DO THIS: The entries below need to be written out exactly, with no pictures included.

* start *

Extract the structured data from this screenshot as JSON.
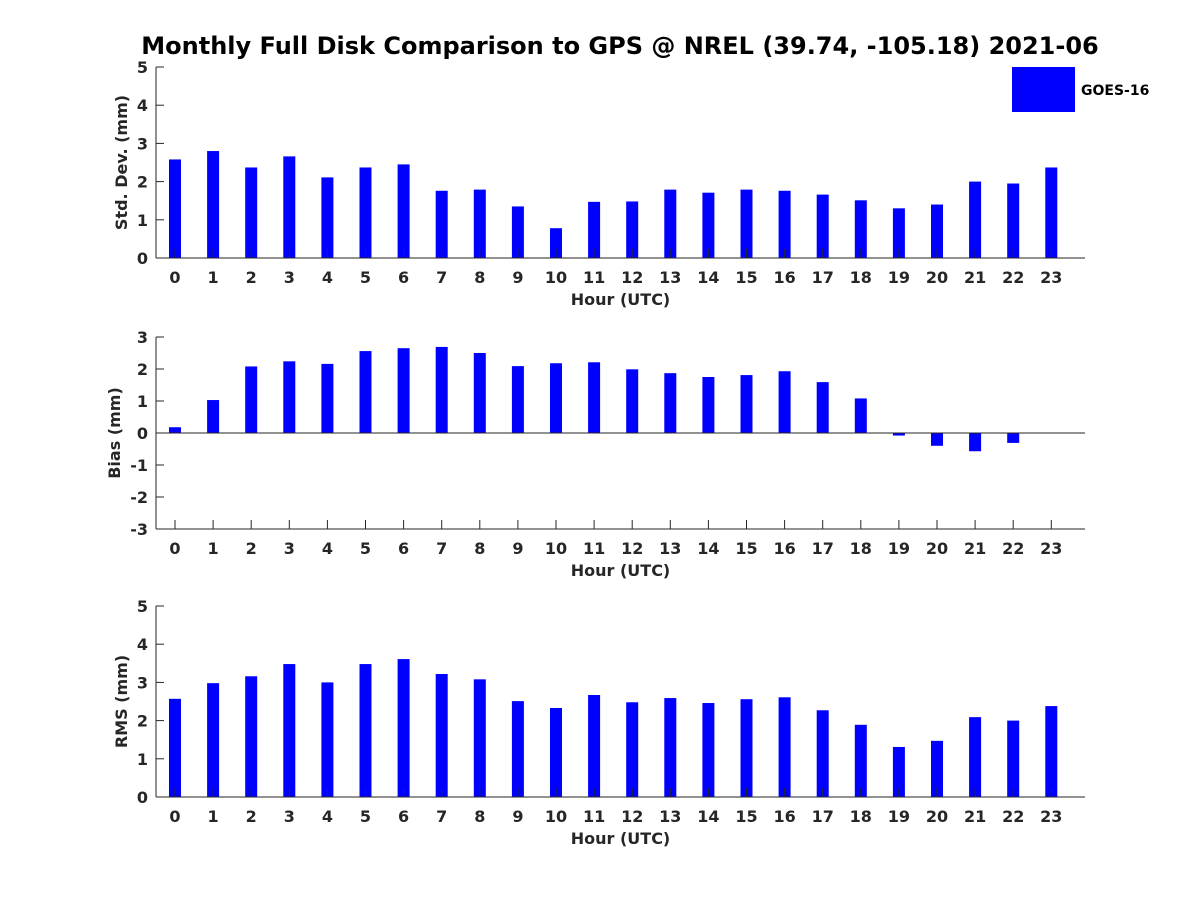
{
  "chart": {
    "title": "Monthly Full Disk Comparison to GPS @ NREL (39.74, -105.18) 2021-06",
    "legend": {
      "label": "GOES-16",
      "placement": "top-right"
    },
    "bar_color": "#0000ff"
  },
  "chart_data": [
    {
      "type": "bar",
      "xlabel": "Hour (UTC)",
      "ylabel": "Std. Dev. (mm)",
      "ylim": [
        0,
        5
      ],
      "yticks": [
        0,
        1,
        2,
        3,
        4,
        5
      ],
      "categories": [
        "0",
        "1",
        "2",
        "3",
        "4",
        "5",
        "6",
        "7",
        "8",
        "9",
        "10",
        "11",
        "12",
        "13",
        "14",
        "15",
        "16",
        "17",
        "18",
        "19",
        "20",
        "21",
        "22",
        "23"
      ],
      "series": [
        {
          "name": "GOES-16",
          "values": [
            2.58,
            2.8,
            2.37,
            2.66,
            2.11,
            2.37,
            2.45,
            1.76,
            1.79,
            1.35,
            0.78,
            1.47,
            1.48,
            1.79,
            1.71,
            1.79,
            1.76,
            1.66,
            1.51,
            1.3,
            1.4,
            2.0,
            1.95,
            2.37
          ]
        }
      ]
    },
    {
      "type": "bar",
      "xlabel": "Hour (UTC)",
      "ylabel": "Bias (mm)",
      "ylim": [
        -3,
        3
      ],
      "yticks": [
        -3,
        -2,
        -1,
        0,
        1,
        2,
        3
      ],
      "categories": [
        "0",
        "1",
        "2",
        "3",
        "4",
        "5",
        "6",
        "7",
        "8",
        "9",
        "10",
        "11",
        "12",
        "13",
        "14",
        "15",
        "16",
        "17",
        "18",
        "19",
        "20",
        "21",
        "22",
        "23"
      ],
      "series": [
        {
          "name": "GOES-16",
          "values": [
            0.18,
            1.03,
            2.08,
            2.24,
            2.16,
            2.56,
            2.65,
            2.69,
            2.5,
            2.09,
            2.18,
            2.21,
            1.99,
            1.87,
            1.75,
            1.81,
            1.93,
            1.59,
            1.08,
            -0.08,
            -0.4,
            -0.57,
            -0.31,
            0.0
          ]
        }
      ]
    },
    {
      "type": "bar",
      "xlabel": "Hour (UTC)",
      "ylabel": "RMS (mm)",
      "ylim": [
        0,
        5
      ],
      "yticks": [
        0,
        1,
        2,
        3,
        4,
        5
      ],
      "categories": [
        "0",
        "1",
        "2",
        "3",
        "4",
        "5",
        "6",
        "7",
        "8",
        "9",
        "10",
        "11",
        "12",
        "13",
        "14",
        "15",
        "16",
        "17",
        "18",
        "19",
        "20",
        "21",
        "22",
        "23"
      ],
      "series": [
        {
          "name": "GOES-16",
          "values": [
            2.57,
            2.98,
            3.16,
            3.48,
            3.0,
            3.48,
            3.61,
            3.22,
            3.08,
            2.51,
            2.33,
            2.67,
            2.48,
            2.59,
            2.46,
            2.56,
            2.61,
            2.27,
            1.89,
            1.31,
            1.47,
            2.09,
            2.0,
            2.38
          ]
        }
      ]
    }
  ]
}
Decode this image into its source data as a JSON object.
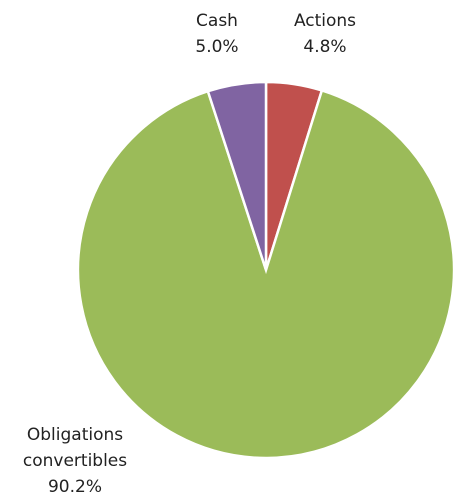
{
  "chart_data": {
    "type": "pie",
    "categories": [
      "Actions",
      "Obligations convertibles",
      "Cash"
    ],
    "values": [
      4.8,
      90.2,
      5.0
    ],
    "value_labels": [
      "4.8%",
      "90.2%",
      "5.0%"
    ],
    "colors": [
      "#c0504d",
      "#9bbb59",
      "#8064a2"
    ]
  }
}
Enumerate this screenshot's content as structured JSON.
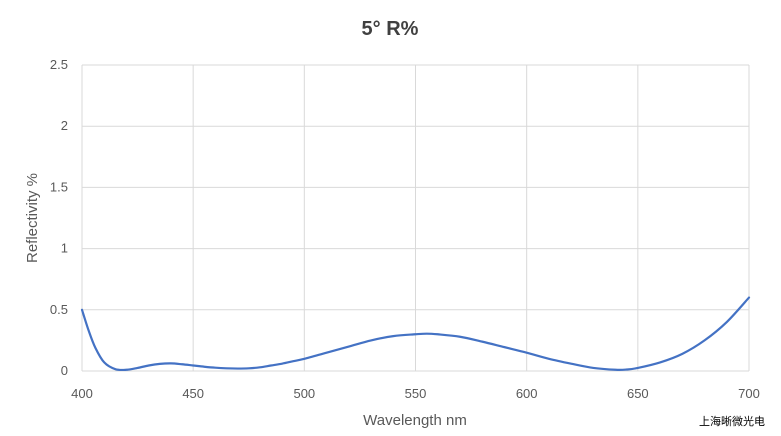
{
  "chart_data": {
    "type": "line",
    "title": "5° R%",
    "xlabel": "Wavelength nm",
    "ylabel": "Reflectivity %",
    "xlim": [
      400,
      700
    ],
    "ylim": [
      0,
      2.5
    ],
    "x_ticks": [
      "400",
      "450",
      "500",
      "550",
      "600",
      "650",
      "700"
    ],
    "y_ticks": [
      "0",
      "0.5",
      "1",
      "1.5",
      "2",
      "2.5"
    ],
    "grid": true,
    "series_color": "#4472c4",
    "series": [
      {
        "x": [
          400,
          403,
          406,
          410,
          415,
          420,
          425,
          430,
          435,
          440,
          445,
          450,
          455,
          460,
          465,
          470,
          475,
          480,
          485,
          490,
          495,
          500,
          510,
          520,
          530,
          540,
          550,
          555,
          560,
          570,
          580,
          590,
          600,
          610,
          620,
          630,
          640,
          645,
          650,
          660,
          670,
          680,
          690,
          700
        ],
        "values": [
          0.5,
          0.33,
          0.19,
          0.07,
          0.015,
          0.01,
          0.025,
          0.045,
          0.058,
          0.062,
          0.055,
          0.045,
          0.035,
          0.027,
          0.022,
          0.02,
          0.022,
          0.03,
          0.045,
          0.06,
          0.08,
          0.1,
          0.15,
          0.2,
          0.25,
          0.285,
          0.3,
          0.305,
          0.3,
          0.28,
          0.24,
          0.195,
          0.15,
          0.1,
          0.06,
          0.025,
          0.01,
          0.012,
          0.025,
          0.07,
          0.14,
          0.25,
          0.4,
          0.6
        ]
      }
    ]
  },
  "watermark": "上海晰微光电"
}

* end *

CORRECT OUTPUT:
Extract the structured data from this screenshot as JSON.
{
  "chart": {
    "title": "Monthly Full Disk Comparison to GPS @ NREL (39.74, -105.18) 2021-06",
    "legend": {
      "label": "GOES-16",
      "placement": "top-right"
    },
    "bar_color": "#0000ff"
  },
  "chart_data": [
    {
      "type": "bar",
      "xlabel": "Hour (UTC)",
      "ylabel": "Std. Dev. (mm)",
      "ylim": [
        0,
        5
      ],
      "yticks": [
        0,
        1,
        2,
        3,
        4,
        5
      ],
      "categories": [
        "0",
        "1",
        "2",
        "3",
        "4",
        "5",
        "6",
        "7",
        "8",
        "9",
        "10",
        "11",
        "12",
        "13",
        "14",
        "15",
        "16",
        "17",
        "18",
        "19",
        "20",
        "21",
        "22",
        "23"
      ],
      "series": [
        {
          "name": "GOES-16",
          "values": [
            2.58,
            2.8,
            2.37,
            2.66,
            2.11,
            2.37,
            2.45,
            1.76,
            1.79,
            1.35,
            0.78,
            1.47,
            1.48,
            1.79,
            1.71,
            1.79,
            1.76,
            1.66,
            1.51,
            1.3,
            1.4,
            2.0,
            1.95,
            2.37
          ]
        }
      ]
    },
    {
      "type": "bar",
      "xlabel": "Hour (UTC)",
      "ylabel": "Bias (mm)",
      "ylim": [
        -3,
        3
      ],
      "yticks": [
        -3,
        -2,
        -1,
        0,
        1,
        2,
        3
      ],
      "categories": [
        "0",
        "1",
        "2",
        "3",
        "4",
        "5",
        "6",
        "7",
        "8",
        "9",
        "10",
        "11",
        "12",
        "13",
        "14",
        "15",
        "16",
        "17",
        "18",
        "19",
        "20",
        "21",
        "22",
        "23"
      ],
      "series": [
        {
          "name": "GOES-16",
          "values": [
            0.18,
            1.03,
            2.08,
            2.24,
            2.16,
            2.56,
            2.65,
            2.69,
            2.5,
            2.09,
            2.18,
            2.21,
            1.99,
            1.87,
            1.75,
            1.81,
            1.93,
            1.59,
            1.08,
            -0.08,
            -0.4,
            -0.57,
            -0.31,
            0.0
          ]
        }
      ]
    },
    {
      "type": "bar",
      "xlabel": "Hour (UTC)",
      "ylabel": "RMS (mm)",
      "ylim": [
        0,
        5
      ],
      "yticks": [
        0,
        1,
        2,
        3,
        4,
        5
      ],
      "categories": [
        "0",
        "1",
        "2",
        "3",
        "4",
        "5",
        "6",
        "7",
        "8",
        "9",
        "10",
        "11",
        "12",
        "13",
        "14",
        "15",
        "16",
        "17",
        "18",
        "19",
        "20",
        "21",
        "22",
        "23"
      ],
      "series": [
        {
          "name": "GOES-16",
          "values": [
            2.57,
            2.98,
            3.16,
            3.48,
            3.0,
            3.48,
            3.61,
            3.22,
            3.08,
            2.51,
            2.33,
            2.67,
            2.48,
            2.59,
            2.46,
            2.56,
            2.61,
            2.27,
            1.89,
            1.31,
            1.47,
            2.09,
            2.0,
            2.38
          ]
        }
      ]
    }
  ]
}
Decode this image into its source data as a JSON object.
{
  "chart_data": {
    "type": "pie",
    "categories": [
      "Actions",
      "Obligations convertibles",
      "Cash"
    ],
    "values": [
      4.8,
      90.2,
      5.0
    ],
    "value_labels": [
      "4.8%",
      "90.2%",
      "5.0%"
    ],
    "colors": [
      "#c0504d",
      "#9bbb59",
      "#8064a2"
    ]
  }
}
Enumerate this screenshot's content as structured JSON.
{
  "chart_data": {
    "type": "line",
    "title": "5° R%",
    "xlabel": "Wavelength nm",
    "ylabel": "Reflectivity %",
    "xlim": [
      400,
      700
    ],
    "ylim": [
      0,
      2.5
    ],
    "x_ticks": [
      "400",
      "450",
      "500",
      "550",
      "600",
      "650",
      "700"
    ],
    "y_ticks": [
      "0",
      "0.5",
      "1",
      "1.5",
      "2",
      "2.5"
    ],
    "grid": true,
    "series_color": "#4472c4",
    "series": [
      {
        "x": [
          400,
          403,
          406,
          410,
          415,
          420,
          425,
          430,
          435,
          440,
          445,
          450,
          455,
          460,
          465,
          470,
          475,
          480,
          485,
          490,
          495,
          500,
          510,
          520,
          530,
          540,
          550,
          555,
          560,
          570,
          580,
          590,
          600,
          610,
          620,
          630,
          640,
          645,
          650,
          660,
          670,
          680,
          690,
          700
        ],
        "values": [
          0.5,
          0.33,
          0.19,
          0.07,
          0.015,
          0.01,
          0.025,
          0.045,
          0.058,
          0.062,
          0.055,
          0.045,
          0.035,
          0.027,
          0.022,
          0.02,
          0.022,
          0.03,
          0.045,
          0.06,
          0.08,
          0.1,
          0.15,
          0.2,
          0.25,
          0.285,
          0.3,
          0.305,
          0.3,
          0.28,
          0.24,
          0.195,
          0.15,
          0.1,
          0.06,
          0.025,
          0.01,
          0.012,
          0.025,
          0.07,
          0.14,
          0.25,
          0.4,
          0.6
        ]
      }
    ]
  },
  "watermark": "上海晰微光电"
}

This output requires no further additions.